(Source data)
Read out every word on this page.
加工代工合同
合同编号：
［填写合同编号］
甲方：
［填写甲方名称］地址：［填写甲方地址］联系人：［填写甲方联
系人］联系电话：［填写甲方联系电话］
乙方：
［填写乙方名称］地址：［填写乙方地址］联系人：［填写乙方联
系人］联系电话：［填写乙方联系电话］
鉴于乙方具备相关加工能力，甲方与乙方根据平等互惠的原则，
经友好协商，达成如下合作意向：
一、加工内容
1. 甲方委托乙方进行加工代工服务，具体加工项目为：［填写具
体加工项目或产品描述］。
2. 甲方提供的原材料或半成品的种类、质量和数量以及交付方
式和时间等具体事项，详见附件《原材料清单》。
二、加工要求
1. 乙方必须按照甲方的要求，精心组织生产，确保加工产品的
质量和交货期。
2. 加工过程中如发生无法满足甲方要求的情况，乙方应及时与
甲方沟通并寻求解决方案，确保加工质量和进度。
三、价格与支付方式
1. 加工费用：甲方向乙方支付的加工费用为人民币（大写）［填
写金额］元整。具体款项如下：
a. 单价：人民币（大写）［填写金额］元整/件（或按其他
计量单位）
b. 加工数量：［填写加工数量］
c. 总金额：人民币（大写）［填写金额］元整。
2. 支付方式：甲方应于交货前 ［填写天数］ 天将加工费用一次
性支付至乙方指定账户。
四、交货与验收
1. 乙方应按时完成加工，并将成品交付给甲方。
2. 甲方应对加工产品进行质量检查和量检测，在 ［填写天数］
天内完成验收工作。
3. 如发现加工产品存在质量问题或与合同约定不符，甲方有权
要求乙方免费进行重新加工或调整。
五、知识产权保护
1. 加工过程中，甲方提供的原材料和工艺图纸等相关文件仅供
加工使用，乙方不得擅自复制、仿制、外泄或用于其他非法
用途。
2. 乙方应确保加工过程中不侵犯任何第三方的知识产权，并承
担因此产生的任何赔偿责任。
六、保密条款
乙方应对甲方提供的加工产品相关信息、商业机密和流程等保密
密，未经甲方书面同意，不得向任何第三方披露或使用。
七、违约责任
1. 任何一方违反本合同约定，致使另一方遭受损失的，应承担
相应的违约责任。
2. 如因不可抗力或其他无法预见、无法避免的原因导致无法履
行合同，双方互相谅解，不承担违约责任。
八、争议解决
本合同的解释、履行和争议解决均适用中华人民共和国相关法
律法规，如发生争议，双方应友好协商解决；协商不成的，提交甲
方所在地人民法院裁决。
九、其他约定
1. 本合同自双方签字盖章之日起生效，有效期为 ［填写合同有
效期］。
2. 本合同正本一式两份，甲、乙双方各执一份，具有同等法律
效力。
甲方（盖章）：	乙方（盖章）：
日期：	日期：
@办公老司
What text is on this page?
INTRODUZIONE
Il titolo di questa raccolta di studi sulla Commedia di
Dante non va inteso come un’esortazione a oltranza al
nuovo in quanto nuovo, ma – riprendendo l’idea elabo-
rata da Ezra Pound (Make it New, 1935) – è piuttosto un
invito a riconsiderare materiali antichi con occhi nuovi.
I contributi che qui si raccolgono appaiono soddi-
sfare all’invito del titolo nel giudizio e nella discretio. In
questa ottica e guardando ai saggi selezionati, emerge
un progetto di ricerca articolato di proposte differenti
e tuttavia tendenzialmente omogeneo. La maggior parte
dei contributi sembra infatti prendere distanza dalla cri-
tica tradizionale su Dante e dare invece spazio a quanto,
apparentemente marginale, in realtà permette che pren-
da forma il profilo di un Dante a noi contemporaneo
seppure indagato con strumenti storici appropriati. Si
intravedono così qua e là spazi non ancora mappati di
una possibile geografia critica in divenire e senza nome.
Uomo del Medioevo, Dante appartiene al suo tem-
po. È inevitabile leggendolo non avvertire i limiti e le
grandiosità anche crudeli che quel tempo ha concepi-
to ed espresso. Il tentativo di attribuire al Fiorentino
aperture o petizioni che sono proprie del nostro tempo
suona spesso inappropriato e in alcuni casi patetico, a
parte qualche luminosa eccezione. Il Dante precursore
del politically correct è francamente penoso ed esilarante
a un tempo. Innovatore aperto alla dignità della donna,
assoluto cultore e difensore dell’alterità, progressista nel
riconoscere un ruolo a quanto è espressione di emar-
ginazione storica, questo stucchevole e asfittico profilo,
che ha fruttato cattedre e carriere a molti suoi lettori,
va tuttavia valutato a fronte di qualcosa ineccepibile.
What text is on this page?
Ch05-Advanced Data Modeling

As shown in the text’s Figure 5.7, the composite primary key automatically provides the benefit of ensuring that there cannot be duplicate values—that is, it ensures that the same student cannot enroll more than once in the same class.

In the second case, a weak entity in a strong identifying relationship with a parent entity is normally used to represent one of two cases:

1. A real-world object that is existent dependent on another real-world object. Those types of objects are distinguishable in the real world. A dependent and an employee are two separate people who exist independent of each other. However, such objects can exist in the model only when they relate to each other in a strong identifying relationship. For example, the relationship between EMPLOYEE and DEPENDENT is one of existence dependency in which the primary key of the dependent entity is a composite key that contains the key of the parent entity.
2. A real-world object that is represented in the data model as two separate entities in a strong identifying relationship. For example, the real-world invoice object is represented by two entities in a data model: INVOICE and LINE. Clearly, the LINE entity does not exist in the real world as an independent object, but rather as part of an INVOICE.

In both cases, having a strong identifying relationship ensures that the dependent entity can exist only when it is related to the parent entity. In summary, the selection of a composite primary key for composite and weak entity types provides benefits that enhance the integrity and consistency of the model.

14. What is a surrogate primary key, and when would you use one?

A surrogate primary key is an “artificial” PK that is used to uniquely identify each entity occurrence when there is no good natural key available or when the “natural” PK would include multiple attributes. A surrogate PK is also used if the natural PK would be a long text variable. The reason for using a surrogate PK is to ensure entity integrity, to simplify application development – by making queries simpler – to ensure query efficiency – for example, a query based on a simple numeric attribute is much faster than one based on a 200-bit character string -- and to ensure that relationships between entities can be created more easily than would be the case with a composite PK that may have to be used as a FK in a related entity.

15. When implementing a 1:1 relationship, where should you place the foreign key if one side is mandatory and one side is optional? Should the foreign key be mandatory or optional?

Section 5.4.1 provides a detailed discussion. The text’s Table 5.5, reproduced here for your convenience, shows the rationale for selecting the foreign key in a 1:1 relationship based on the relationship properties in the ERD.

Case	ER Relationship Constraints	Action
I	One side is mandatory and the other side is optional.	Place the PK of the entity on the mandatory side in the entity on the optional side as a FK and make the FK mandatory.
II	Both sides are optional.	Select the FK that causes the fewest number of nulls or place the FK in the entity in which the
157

**TASK DESCRIPTION**.
Look through the entries above; copy each line where the string "contributi" appears.

**PROBLEM SOLUTION**.
I contributi che qui si raccolgono appaiono soddi-
dei contributi sembra infatti prendere distanza dalla cri-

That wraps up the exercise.